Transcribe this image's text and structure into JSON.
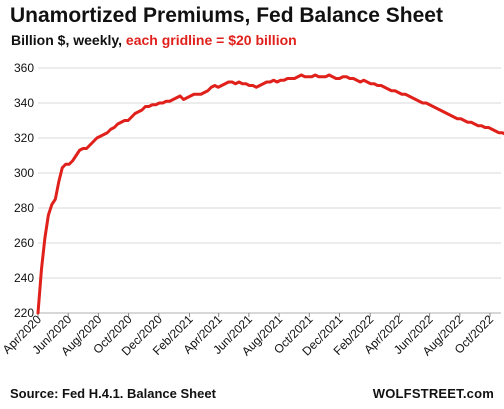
{
  "header": {
    "title": "Unamortized  Premiums,  Fed Balance Sheet",
    "subtitle_main": "Billion $, weekly, ",
    "subtitle_accent": "each gridline = $20 billion"
  },
  "footer": {
    "source": "Source: Fed H.4.1. Balance Sheet",
    "brand": "WOLFSTREET.com"
  },
  "colors": {
    "line": "#e0201b",
    "accent": "#e0201b",
    "grid": "#d9d9d9",
    "text": "#111111"
  },
  "chart_data": {
    "type": "line",
    "title": "Unamortized  Premiums,  Fed Balance Sheet",
    "subtitle": "Billion $, weekly, each gridline = $20 billion",
    "ylim": [
      220,
      360
    ],
    "y_ticks": [
      220,
      240,
      260,
      280,
      300,
      320,
      340,
      360
    ],
    "grid": true,
    "x_ticks": [
      {
        "label": "Apr/2020",
        "x": "2020-04-01"
      },
      {
        "label": "Jun/2020",
        "x": "2020-06-01"
      },
      {
        "label": "Aug/2020",
        "x": "2020-08-01"
      },
      {
        "label": "Oct/2020",
        "x": "2020-10-01"
      },
      {
        "label": "Dec/2020",
        "x": "2020-12-01"
      },
      {
        "label": "Feb/2021",
        "x": "2021-02-01"
      },
      {
        "label": "Apr/2021",
        "x": "2021-04-01"
      },
      {
        "label": "Jun/2021",
        "x": "2021-06-01"
      },
      {
        "label": "Aug/2021",
        "x": "2021-08-01"
      },
      {
        "label": "Oct/2021",
        "x": "2021-10-01"
      },
      {
        "label": "Dec/2021",
        "x": "2021-12-01"
      },
      {
        "label": "Feb/2022",
        "x": "2022-02-01"
      },
      {
        "label": "Apr/2022",
        "x": "2022-04-01"
      },
      {
        "label": "Jun/2022",
        "x": "2022-06-01"
      },
      {
        "label": "Aug/2022",
        "x": "2022-08-01"
      },
      {
        "label": "Oct/2022",
        "x": "2022-10-01"
      }
    ],
    "series": [
      {
        "name": "",
        "points": [
          [
            "2020-04-01",
            220
          ],
          [
            "2020-04-08",
            245
          ],
          [
            "2020-04-15",
            263
          ],
          [
            "2020-04-22",
            276
          ],
          [
            "2020-04-29",
            282
          ],
          [
            "2020-05-06",
            285
          ],
          [
            "2020-05-13",
            295
          ],
          [
            "2020-05-20",
            303
          ],
          [
            "2020-05-27",
            305
          ],
          [
            "2020-06-03",
            305
          ],
          [
            "2020-06-10",
            307
          ],
          [
            "2020-06-17",
            310
          ],
          [
            "2020-06-24",
            313
          ],
          [
            "2020-07-01",
            314
          ],
          [
            "2020-07-08",
            314
          ],
          [
            "2020-07-15",
            316
          ],
          [
            "2020-07-22",
            318
          ],
          [
            "2020-07-29",
            320
          ],
          [
            "2020-08-05",
            321
          ],
          [
            "2020-08-12",
            322
          ],
          [
            "2020-08-19",
            323
          ],
          [
            "2020-08-26",
            325
          ],
          [
            "2020-09-02",
            326
          ],
          [
            "2020-09-09",
            328
          ],
          [
            "2020-09-16",
            329
          ],
          [
            "2020-09-23",
            330
          ],
          [
            "2020-09-30",
            330
          ],
          [
            "2020-10-07",
            332
          ],
          [
            "2020-10-14",
            334
          ],
          [
            "2020-10-21",
            335
          ],
          [
            "2020-10-28",
            336
          ],
          [
            "2020-11-04",
            338
          ],
          [
            "2020-11-11",
            338
          ],
          [
            "2020-11-18",
            339
          ],
          [
            "2020-11-25",
            339
          ],
          [
            "2020-12-02",
            340
          ],
          [
            "2020-12-09",
            340
          ],
          [
            "2020-12-16",
            341
          ],
          [
            "2020-12-23",
            341
          ],
          [
            "2020-12-30",
            342
          ],
          [
            "2021-01-06",
            343
          ],
          [
            "2021-01-13",
            344
          ],
          [
            "2021-01-20",
            342
          ],
          [
            "2021-01-27",
            343
          ],
          [
            "2021-02-03",
            344
          ],
          [
            "2021-02-10",
            345
          ],
          [
            "2021-02-17",
            345
          ],
          [
            "2021-02-24",
            345
          ],
          [
            "2021-03-03",
            346
          ],
          [
            "2021-03-10",
            347
          ],
          [
            "2021-03-17",
            349
          ],
          [
            "2021-03-24",
            350
          ],
          [
            "2021-03-31",
            349
          ],
          [
            "2021-04-07",
            350
          ],
          [
            "2021-04-14",
            351
          ],
          [
            "2021-04-21",
            352
          ],
          [
            "2021-04-28",
            352
          ],
          [
            "2021-05-05",
            351
          ],
          [
            "2021-05-12",
            352
          ],
          [
            "2021-05-19",
            351
          ],
          [
            "2021-05-26",
            351
          ],
          [
            "2021-06-02",
            350
          ],
          [
            "2021-06-09",
            350
          ],
          [
            "2021-06-16",
            349
          ],
          [
            "2021-06-23",
            350
          ],
          [
            "2021-06-30",
            351
          ],
          [
            "2021-07-07",
            352
          ],
          [
            "2021-07-14",
            352
          ],
          [
            "2021-07-21",
            353
          ],
          [
            "2021-07-28",
            352
          ],
          [
            "2021-08-04",
            353
          ],
          [
            "2021-08-11",
            353
          ],
          [
            "2021-08-18",
            354
          ],
          [
            "2021-08-25",
            354
          ],
          [
            "2021-09-01",
            354
          ],
          [
            "2021-09-08",
            355
          ],
          [
            "2021-09-15",
            356
          ],
          [
            "2021-09-22",
            355
          ],
          [
            "2021-09-29",
            355
          ],
          [
            "2021-10-06",
            355
          ],
          [
            "2021-10-13",
            356
          ],
          [
            "2021-10-20",
            355
          ],
          [
            "2021-10-27",
            355
          ],
          [
            "2021-11-03",
            355
          ],
          [
            "2021-11-10",
            356
          ],
          [
            "2021-11-17",
            355
          ],
          [
            "2021-11-24",
            354
          ],
          [
            "2021-12-01",
            354
          ],
          [
            "2021-12-08",
            355
          ],
          [
            "2021-12-15",
            355
          ],
          [
            "2021-12-22",
            354
          ],
          [
            "2021-12-29",
            354
          ],
          [
            "2022-01-05",
            353
          ],
          [
            "2022-01-12",
            352
          ],
          [
            "2022-01-19",
            353
          ],
          [
            "2022-01-26",
            352
          ],
          [
            "2022-02-02",
            351
          ],
          [
            "2022-02-09",
            351
          ],
          [
            "2022-02-16",
            350
          ],
          [
            "2022-02-23",
            350
          ],
          [
            "2022-03-02",
            349
          ],
          [
            "2022-03-09",
            348
          ],
          [
            "2022-03-16",
            347
          ],
          [
            "2022-03-23",
            347
          ],
          [
            "2022-03-30",
            346
          ],
          [
            "2022-04-06",
            345
          ],
          [
            "2022-04-13",
            345
          ],
          [
            "2022-04-20",
            344
          ],
          [
            "2022-04-27",
            343
          ],
          [
            "2022-05-04",
            342
          ],
          [
            "2022-05-11",
            341
          ],
          [
            "2022-05-18",
            340
          ],
          [
            "2022-05-25",
            340
          ],
          [
            "2022-06-01",
            339
          ],
          [
            "2022-06-08",
            338
          ],
          [
            "2022-06-15",
            337
          ],
          [
            "2022-06-22",
            336
          ],
          [
            "2022-06-29",
            335
          ],
          [
            "2022-07-06",
            334
          ],
          [
            "2022-07-13",
            333
          ],
          [
            "2022-07-20",
            332
          ],
          [
            "2022-07-27",
            331
          ],
          [
            "2022-08-03",
            331
          ],
          [
            "2022-08-10",
            330
          ],
          [
            "2022-08-17",
            329
          ],
          [
            "2022-08-24",
            329
          ],
          [
            "2022-08-31",
            328
          ],
          [
            "2022-09-07",
            327
          ],
          [
            "2022-09-14",
            327
          ],
          [
            "2022-09-21",
            326
          ],
          [
            "2022-09-28",
            326
          ],
          [
            "2022-10-05",
            325
          ],
          [
            "2022-10-12",
            324
          ],
          [
            "2022-10-19",
            323
          ],
          [
            "2022-10-26",
            323
          ],
          [
            "2022-11-02",
            322
          ]
        ]
      }
    ]
  }
}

==========

** EXERCISE AIM **
Each line in the listing above either holds the string "text" or does not; state how many do, giving the number only.

** EXERCISE RESPONSE **
2